WHAT TO PRODUCE:
Show every line that has the string "this" in it.

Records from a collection
## BEGIN

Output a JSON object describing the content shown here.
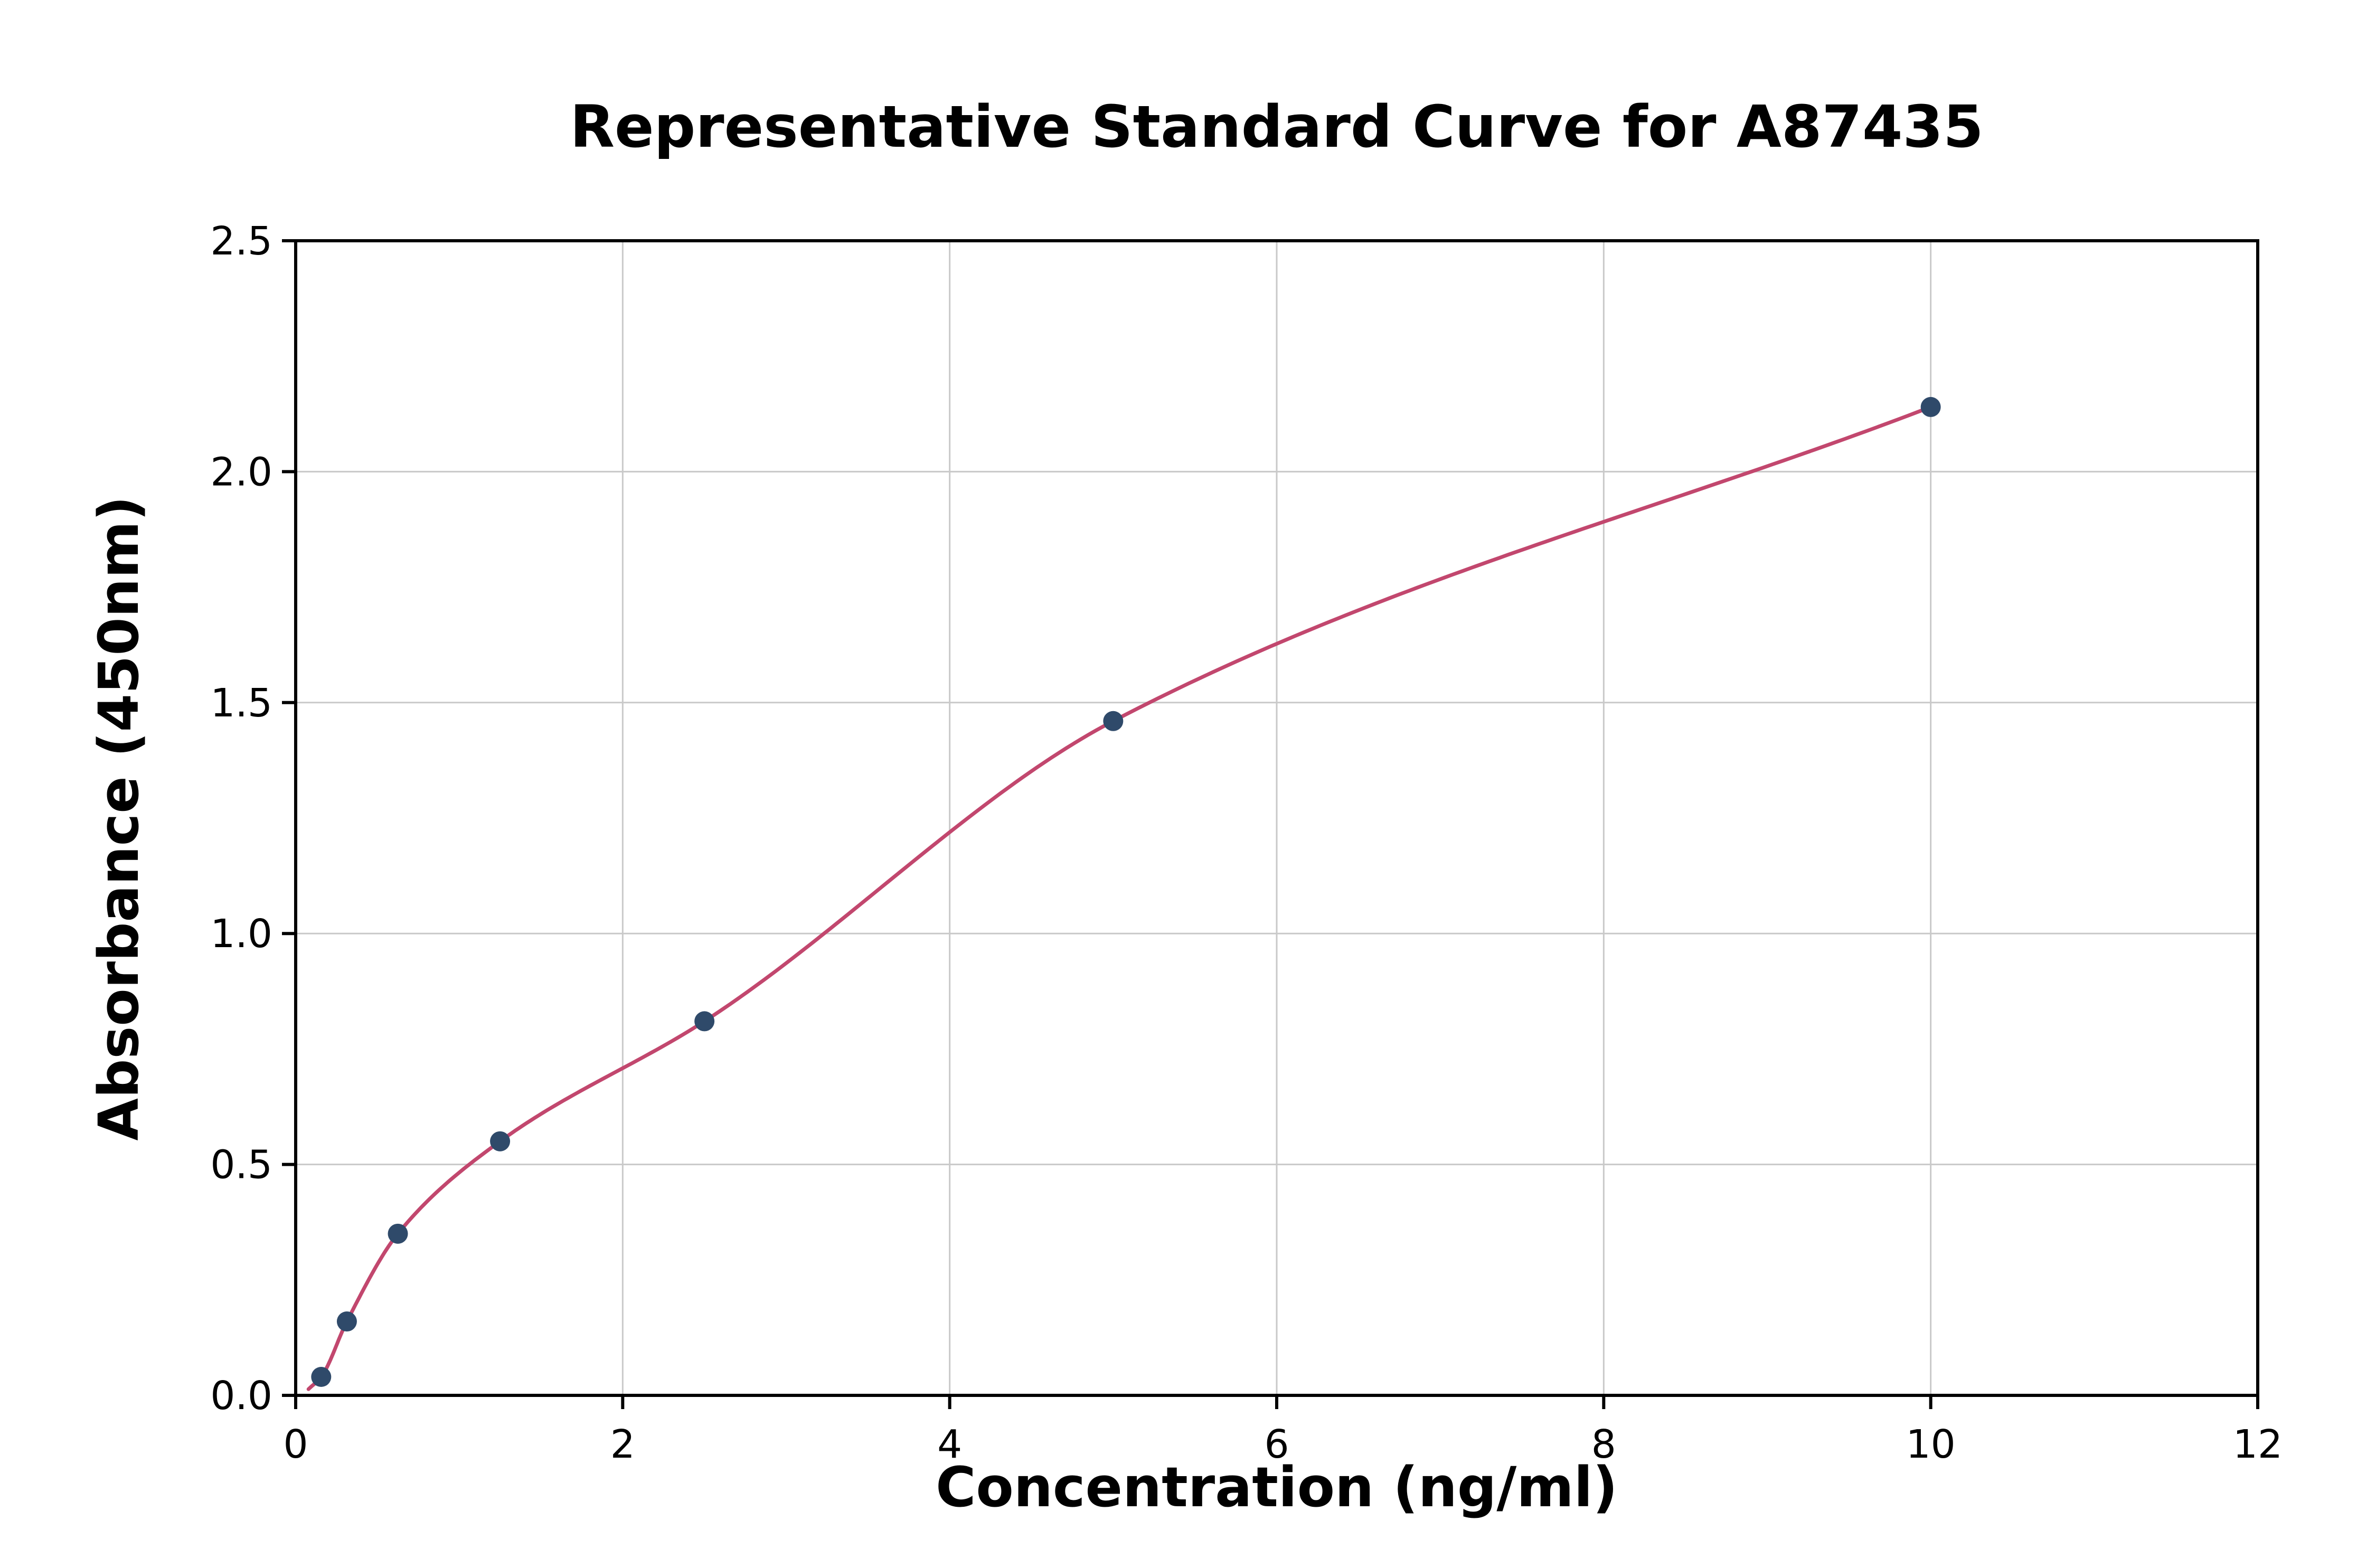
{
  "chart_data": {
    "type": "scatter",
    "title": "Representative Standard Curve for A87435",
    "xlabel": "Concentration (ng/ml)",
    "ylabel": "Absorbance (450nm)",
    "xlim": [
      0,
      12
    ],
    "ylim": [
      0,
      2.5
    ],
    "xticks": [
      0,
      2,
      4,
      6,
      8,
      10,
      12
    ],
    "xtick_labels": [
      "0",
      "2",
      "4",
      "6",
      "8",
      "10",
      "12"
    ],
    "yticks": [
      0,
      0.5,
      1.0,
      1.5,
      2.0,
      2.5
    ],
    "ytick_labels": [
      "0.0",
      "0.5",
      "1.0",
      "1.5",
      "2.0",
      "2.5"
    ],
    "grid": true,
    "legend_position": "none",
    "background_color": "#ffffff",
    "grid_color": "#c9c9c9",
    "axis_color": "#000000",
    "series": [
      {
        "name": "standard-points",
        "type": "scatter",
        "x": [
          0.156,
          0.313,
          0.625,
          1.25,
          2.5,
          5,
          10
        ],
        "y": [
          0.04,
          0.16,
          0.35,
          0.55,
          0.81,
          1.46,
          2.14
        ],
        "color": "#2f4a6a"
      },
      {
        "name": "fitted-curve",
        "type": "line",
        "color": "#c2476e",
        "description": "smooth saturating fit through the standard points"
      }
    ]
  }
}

## END
## BEGIN

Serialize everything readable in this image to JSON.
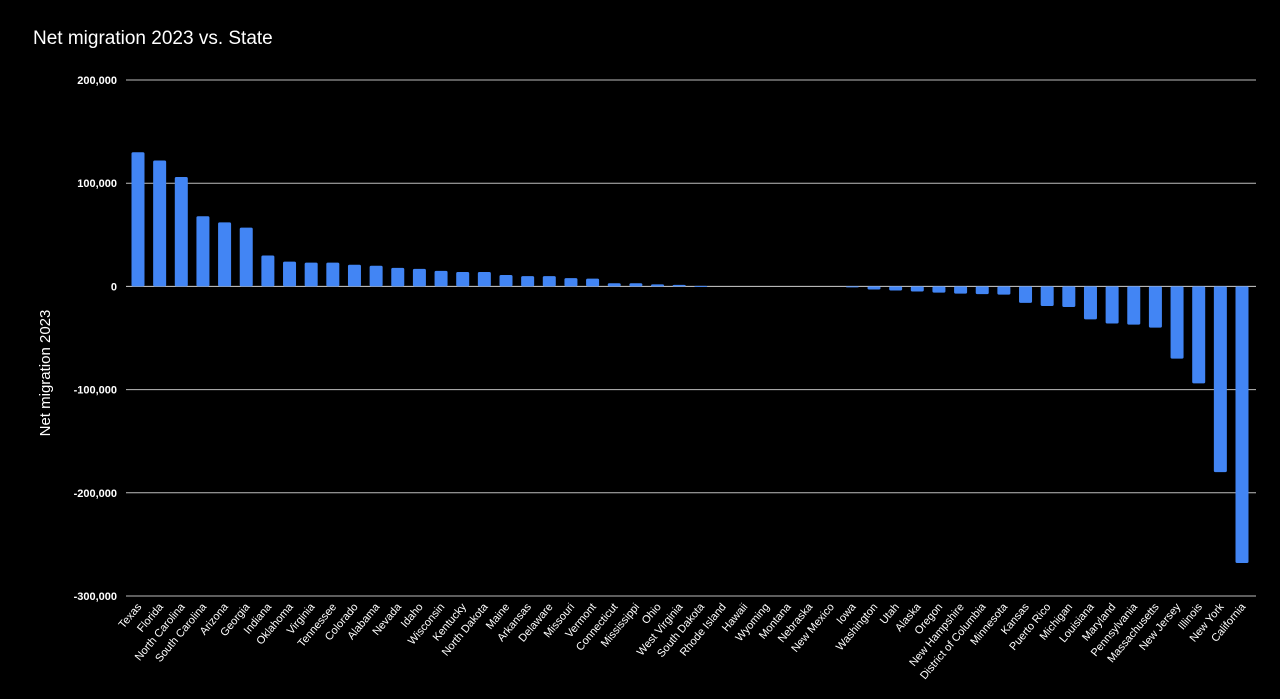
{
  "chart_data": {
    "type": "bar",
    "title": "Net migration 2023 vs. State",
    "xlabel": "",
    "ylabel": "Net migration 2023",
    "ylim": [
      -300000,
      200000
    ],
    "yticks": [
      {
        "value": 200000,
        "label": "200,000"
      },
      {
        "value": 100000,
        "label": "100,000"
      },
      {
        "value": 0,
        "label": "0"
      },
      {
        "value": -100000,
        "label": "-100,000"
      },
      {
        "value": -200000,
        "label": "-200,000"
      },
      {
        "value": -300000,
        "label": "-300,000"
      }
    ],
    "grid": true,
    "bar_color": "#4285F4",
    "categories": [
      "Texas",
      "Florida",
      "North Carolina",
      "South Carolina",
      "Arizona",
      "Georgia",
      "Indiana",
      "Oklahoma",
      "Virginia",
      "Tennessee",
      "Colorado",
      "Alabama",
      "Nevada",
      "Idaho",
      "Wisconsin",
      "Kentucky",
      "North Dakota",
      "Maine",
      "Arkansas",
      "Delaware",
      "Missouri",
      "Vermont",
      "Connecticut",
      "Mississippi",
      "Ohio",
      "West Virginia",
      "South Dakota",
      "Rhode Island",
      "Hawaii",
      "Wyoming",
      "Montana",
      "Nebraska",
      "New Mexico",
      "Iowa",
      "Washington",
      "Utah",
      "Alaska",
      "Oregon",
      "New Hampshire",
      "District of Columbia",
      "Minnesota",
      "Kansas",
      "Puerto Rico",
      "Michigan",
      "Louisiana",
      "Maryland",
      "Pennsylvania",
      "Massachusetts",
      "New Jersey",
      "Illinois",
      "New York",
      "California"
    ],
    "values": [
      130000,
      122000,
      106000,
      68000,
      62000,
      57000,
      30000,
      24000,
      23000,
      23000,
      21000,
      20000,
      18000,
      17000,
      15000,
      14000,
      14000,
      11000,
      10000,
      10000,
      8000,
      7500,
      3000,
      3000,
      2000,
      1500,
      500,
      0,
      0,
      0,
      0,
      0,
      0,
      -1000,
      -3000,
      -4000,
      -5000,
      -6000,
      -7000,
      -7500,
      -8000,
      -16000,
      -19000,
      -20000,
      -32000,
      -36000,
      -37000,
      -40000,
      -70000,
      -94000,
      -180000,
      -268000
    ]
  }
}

## END
## BEGIN

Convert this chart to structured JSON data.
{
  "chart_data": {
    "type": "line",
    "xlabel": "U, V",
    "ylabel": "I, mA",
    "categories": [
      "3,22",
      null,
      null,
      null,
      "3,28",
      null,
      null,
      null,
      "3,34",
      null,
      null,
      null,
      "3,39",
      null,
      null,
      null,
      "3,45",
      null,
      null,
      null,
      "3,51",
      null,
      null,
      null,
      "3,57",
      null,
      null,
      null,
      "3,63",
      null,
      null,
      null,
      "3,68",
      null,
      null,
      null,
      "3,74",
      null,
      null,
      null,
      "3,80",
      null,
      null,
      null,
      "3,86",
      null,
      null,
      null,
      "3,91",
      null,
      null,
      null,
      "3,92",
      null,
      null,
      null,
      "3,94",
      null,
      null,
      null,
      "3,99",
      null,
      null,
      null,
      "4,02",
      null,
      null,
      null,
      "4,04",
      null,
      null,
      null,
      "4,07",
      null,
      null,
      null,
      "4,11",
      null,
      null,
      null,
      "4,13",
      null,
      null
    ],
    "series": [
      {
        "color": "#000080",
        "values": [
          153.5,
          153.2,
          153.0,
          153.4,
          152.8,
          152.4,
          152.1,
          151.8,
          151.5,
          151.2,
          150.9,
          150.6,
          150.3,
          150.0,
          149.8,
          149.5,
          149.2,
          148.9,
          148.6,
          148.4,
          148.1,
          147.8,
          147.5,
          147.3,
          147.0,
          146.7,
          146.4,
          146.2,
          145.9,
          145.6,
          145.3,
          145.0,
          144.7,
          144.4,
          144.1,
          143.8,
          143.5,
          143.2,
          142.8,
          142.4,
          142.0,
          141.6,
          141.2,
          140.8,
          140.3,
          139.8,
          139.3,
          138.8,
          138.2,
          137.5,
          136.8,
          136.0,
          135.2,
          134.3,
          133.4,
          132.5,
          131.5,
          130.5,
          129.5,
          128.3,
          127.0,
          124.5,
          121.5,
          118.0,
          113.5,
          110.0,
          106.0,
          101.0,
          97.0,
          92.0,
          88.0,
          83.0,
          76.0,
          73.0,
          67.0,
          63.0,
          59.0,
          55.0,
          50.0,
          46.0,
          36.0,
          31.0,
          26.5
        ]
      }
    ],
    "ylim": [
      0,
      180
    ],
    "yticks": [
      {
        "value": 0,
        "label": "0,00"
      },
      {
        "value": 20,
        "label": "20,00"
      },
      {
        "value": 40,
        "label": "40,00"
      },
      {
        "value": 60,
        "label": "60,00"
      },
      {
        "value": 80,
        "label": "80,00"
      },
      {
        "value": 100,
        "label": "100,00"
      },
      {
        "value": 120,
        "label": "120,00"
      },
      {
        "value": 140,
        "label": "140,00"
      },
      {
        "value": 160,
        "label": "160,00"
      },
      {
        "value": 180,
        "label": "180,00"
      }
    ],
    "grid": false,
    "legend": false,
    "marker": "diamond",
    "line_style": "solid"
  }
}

## END

FINISHED TASK:
Serialize everything readable in this image to JSON.
Convert this chart to structured JSON data.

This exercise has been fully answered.